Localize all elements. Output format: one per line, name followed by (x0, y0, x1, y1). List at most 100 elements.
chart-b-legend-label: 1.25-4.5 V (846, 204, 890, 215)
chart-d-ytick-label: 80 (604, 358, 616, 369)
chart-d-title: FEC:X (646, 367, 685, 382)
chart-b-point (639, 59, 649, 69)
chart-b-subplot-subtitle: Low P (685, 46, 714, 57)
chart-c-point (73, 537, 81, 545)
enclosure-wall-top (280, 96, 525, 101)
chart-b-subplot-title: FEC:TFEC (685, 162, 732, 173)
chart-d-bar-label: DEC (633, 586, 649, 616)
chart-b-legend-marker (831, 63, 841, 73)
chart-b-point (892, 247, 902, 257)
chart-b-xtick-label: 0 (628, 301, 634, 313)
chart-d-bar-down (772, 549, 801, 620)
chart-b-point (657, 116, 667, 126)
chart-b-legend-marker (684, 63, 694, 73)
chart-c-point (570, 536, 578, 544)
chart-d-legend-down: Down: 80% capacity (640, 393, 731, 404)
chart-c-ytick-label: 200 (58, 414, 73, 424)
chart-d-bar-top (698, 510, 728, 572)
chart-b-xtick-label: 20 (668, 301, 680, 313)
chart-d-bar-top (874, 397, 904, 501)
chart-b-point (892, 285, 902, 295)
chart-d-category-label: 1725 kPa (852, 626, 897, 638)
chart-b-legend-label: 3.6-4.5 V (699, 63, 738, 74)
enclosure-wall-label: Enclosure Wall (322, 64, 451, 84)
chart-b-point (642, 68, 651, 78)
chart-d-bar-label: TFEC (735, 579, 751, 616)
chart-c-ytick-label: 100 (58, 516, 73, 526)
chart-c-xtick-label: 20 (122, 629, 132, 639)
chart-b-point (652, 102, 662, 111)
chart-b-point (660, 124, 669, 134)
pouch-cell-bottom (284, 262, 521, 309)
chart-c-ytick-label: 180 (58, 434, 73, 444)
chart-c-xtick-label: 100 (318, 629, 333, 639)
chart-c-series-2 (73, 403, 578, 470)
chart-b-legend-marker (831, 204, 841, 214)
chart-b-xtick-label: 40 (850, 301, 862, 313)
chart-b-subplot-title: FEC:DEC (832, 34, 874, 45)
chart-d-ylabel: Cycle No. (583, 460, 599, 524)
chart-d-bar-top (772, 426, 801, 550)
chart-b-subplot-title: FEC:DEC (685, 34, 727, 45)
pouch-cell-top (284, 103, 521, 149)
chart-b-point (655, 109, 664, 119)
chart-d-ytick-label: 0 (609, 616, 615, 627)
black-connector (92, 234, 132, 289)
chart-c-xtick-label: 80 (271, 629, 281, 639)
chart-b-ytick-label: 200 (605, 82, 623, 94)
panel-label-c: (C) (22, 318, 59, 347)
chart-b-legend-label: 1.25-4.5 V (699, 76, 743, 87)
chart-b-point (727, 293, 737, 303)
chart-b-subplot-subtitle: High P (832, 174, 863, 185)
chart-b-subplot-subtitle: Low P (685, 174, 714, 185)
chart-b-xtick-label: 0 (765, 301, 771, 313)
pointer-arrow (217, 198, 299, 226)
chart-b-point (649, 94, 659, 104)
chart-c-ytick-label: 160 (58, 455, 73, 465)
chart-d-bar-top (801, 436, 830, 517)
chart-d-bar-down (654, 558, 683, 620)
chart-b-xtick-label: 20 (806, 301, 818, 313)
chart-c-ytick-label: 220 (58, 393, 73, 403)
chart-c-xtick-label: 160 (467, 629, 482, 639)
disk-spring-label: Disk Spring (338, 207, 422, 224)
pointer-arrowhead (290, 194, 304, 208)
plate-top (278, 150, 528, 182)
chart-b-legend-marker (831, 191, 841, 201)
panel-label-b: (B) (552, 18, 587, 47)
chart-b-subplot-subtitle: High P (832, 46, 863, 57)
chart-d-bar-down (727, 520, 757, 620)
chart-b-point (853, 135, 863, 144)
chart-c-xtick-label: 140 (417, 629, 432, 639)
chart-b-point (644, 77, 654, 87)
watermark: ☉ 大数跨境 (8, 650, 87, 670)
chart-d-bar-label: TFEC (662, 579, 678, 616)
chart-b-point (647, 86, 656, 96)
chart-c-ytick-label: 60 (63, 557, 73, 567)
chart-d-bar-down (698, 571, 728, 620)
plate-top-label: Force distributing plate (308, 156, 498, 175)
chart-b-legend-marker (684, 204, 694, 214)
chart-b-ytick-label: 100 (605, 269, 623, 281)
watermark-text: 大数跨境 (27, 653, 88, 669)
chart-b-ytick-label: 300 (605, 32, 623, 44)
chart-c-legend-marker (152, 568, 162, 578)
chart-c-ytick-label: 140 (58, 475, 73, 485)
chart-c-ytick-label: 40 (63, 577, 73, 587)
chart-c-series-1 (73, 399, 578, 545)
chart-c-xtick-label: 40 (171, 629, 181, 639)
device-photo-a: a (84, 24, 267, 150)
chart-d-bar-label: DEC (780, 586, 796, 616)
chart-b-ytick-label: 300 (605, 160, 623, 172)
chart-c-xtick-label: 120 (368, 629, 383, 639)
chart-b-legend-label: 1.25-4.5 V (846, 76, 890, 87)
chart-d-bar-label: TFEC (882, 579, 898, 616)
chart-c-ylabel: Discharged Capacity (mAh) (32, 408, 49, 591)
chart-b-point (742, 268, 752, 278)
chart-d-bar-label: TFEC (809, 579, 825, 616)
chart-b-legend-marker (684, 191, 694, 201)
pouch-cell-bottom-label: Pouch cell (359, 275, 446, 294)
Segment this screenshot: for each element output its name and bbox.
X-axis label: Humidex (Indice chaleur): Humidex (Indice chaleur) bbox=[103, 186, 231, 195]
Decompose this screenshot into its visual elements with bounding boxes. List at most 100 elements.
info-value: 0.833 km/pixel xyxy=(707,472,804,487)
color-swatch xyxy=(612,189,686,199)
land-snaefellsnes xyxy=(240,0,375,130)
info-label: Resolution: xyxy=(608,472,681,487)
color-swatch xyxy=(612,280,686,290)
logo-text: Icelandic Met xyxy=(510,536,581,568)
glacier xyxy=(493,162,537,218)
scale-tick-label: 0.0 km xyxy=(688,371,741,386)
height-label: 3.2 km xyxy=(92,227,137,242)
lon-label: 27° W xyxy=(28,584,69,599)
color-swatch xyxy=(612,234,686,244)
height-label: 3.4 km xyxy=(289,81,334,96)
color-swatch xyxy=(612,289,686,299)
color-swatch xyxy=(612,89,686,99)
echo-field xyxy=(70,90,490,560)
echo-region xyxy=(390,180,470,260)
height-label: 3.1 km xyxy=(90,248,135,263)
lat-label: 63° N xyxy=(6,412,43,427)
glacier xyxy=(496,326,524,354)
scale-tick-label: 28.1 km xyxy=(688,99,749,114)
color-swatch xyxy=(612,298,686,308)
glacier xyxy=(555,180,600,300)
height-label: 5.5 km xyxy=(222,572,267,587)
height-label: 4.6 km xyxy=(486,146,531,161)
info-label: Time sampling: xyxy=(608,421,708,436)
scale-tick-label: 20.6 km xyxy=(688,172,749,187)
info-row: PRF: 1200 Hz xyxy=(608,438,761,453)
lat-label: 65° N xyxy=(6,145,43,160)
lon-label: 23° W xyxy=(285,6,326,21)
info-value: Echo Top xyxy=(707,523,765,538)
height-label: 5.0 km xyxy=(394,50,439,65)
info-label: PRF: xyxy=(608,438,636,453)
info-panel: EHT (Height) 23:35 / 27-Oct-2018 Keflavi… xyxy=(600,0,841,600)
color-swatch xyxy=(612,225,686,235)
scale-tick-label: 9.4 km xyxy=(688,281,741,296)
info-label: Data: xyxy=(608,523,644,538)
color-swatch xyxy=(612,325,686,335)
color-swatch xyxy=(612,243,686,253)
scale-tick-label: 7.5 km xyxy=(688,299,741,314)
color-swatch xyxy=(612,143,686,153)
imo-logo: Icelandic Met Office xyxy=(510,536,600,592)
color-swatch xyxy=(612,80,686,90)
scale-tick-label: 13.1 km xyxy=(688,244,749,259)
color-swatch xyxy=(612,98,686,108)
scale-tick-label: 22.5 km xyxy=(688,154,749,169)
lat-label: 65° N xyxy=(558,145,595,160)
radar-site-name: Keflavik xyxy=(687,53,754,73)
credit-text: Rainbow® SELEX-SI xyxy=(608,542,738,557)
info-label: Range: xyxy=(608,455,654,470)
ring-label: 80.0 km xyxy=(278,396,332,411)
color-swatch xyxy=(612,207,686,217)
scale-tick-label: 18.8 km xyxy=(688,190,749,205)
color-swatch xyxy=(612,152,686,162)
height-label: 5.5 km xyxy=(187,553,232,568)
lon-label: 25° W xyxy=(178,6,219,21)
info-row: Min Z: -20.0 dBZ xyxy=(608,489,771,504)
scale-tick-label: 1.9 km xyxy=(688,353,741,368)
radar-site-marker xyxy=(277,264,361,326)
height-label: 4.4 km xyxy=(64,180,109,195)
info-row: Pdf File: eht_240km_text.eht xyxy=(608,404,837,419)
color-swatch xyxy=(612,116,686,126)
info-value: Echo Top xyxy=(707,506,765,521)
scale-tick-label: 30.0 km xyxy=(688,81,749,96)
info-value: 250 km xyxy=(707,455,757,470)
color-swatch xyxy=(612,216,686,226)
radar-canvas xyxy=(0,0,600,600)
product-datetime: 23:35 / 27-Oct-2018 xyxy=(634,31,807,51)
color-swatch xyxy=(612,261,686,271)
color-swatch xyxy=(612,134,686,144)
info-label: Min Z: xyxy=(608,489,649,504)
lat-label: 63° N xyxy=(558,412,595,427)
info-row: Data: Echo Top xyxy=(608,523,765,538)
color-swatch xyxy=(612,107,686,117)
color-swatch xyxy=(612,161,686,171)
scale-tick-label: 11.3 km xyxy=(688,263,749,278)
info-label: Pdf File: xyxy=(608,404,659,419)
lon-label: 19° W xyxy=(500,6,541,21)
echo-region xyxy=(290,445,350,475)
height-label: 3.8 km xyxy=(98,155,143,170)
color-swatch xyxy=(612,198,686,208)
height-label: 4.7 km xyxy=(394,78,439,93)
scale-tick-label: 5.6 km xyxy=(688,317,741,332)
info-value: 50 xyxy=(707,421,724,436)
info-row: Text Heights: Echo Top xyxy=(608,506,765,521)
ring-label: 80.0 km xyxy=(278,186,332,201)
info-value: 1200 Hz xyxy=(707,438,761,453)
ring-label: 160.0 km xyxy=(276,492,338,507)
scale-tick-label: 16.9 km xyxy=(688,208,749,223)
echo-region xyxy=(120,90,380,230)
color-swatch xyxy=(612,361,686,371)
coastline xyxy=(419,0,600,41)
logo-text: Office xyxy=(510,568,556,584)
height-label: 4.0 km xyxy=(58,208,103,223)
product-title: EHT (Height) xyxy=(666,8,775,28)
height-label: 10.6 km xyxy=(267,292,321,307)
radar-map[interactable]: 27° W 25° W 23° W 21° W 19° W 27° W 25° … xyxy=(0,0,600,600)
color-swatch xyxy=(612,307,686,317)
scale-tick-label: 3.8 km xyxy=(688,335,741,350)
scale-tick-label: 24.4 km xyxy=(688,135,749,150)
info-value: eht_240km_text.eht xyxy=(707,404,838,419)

* GOAL
Switch "chart-b-point" to "chart-b-dot" in the part of the data that runs from its first line through the line containing "chart-c-point (570, 536, 578, 544)", and output only those lines with everything else unchanged.

* OUTPUT OF THE TASK
Localize all elements. Output format: one per line, name followed by (x0, y0, x1, y1). List at most 100 elements.
chart-b-legend-label: 1.25-4.5 V (846, 204, 890, 215)
chart-d-ytick-label: 80 (604, 358, 616, 369)
chart-d-title: FEC:X (646, 367, 685, 382)
chart-b-dot (639, 59, 649, 69)
chart-b-subplot-subtitle: Low P (685, 46, 714, 57)
chart-c-point (73, 537, 81, 545)
enclosure-wall-top (280, 96, 525, 101)
chart-b-subplot-title: FEC:TFEC (685, 162, 732, 173)
chart-d-bar-label: DEC (633, 586, 649, 616)
chart-b-legend-marker (831, 63, 841, 73)
chart-b-dot (892, 247, 902, 257)
chart-b-xtick-label: 0 (628, 301, 634, 313)
chart-d-bar-down (772, 549, 801, 620)
chart-b-dot (657, 116, 667, 126)
chart-b-legend-marker (684, 63, 694, 73)
chart-c-point (570, 536, 578, 544)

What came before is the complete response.